◆ THE EXERCISE ◆
Tally the lines in the following entries that include the word "text"; state only the total.

══════════

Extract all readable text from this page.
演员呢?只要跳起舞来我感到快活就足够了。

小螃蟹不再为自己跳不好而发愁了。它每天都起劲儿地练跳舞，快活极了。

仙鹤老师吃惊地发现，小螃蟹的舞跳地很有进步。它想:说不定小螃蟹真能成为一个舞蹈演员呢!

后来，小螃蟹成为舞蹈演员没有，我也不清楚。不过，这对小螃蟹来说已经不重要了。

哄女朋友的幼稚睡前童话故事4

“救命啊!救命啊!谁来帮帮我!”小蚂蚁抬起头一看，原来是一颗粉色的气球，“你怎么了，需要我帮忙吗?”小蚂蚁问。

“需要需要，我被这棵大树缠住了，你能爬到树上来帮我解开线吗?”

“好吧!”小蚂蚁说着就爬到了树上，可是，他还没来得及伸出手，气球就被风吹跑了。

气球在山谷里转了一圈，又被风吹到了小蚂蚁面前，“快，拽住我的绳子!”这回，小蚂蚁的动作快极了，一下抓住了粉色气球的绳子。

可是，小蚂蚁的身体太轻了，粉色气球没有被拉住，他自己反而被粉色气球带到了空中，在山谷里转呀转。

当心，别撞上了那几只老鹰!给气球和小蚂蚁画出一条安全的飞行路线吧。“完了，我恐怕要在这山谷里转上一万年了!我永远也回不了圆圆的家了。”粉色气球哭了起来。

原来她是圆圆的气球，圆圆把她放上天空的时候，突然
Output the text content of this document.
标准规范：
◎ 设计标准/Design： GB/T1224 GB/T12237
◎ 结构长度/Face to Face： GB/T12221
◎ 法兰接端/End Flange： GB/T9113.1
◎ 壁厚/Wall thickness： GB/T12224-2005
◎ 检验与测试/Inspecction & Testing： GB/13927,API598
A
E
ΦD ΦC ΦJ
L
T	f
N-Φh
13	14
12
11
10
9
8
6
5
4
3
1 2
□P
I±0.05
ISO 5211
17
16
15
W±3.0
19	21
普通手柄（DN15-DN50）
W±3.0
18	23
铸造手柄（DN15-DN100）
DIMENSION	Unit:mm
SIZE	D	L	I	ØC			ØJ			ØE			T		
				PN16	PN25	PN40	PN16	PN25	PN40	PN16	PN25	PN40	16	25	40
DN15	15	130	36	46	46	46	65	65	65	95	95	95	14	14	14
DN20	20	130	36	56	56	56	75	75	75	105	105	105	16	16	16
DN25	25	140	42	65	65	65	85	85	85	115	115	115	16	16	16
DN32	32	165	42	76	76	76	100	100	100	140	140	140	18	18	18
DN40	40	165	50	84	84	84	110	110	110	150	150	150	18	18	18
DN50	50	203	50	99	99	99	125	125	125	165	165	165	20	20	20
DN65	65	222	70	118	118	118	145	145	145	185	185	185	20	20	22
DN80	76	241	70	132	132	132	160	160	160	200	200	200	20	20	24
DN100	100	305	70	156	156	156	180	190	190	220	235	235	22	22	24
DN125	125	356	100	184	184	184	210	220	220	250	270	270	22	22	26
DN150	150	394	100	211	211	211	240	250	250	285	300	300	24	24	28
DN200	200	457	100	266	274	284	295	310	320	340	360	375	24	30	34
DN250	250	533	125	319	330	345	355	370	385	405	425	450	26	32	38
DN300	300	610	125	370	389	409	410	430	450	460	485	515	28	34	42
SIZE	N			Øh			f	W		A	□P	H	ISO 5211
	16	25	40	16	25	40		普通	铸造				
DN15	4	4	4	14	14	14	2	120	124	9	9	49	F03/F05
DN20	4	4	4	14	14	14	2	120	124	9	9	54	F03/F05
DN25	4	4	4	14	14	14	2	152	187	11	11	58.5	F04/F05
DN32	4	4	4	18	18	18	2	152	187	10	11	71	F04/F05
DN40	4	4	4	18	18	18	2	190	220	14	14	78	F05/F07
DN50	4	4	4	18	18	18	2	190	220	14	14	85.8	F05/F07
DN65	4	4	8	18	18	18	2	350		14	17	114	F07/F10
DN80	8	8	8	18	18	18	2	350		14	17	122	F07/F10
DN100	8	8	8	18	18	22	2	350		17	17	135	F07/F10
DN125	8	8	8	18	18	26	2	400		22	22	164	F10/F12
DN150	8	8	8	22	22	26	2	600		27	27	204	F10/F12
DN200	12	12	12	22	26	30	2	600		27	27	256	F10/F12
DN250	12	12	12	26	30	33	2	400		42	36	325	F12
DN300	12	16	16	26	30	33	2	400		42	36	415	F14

══════════

◆ RESPONSE TO THIS TASK ◆
2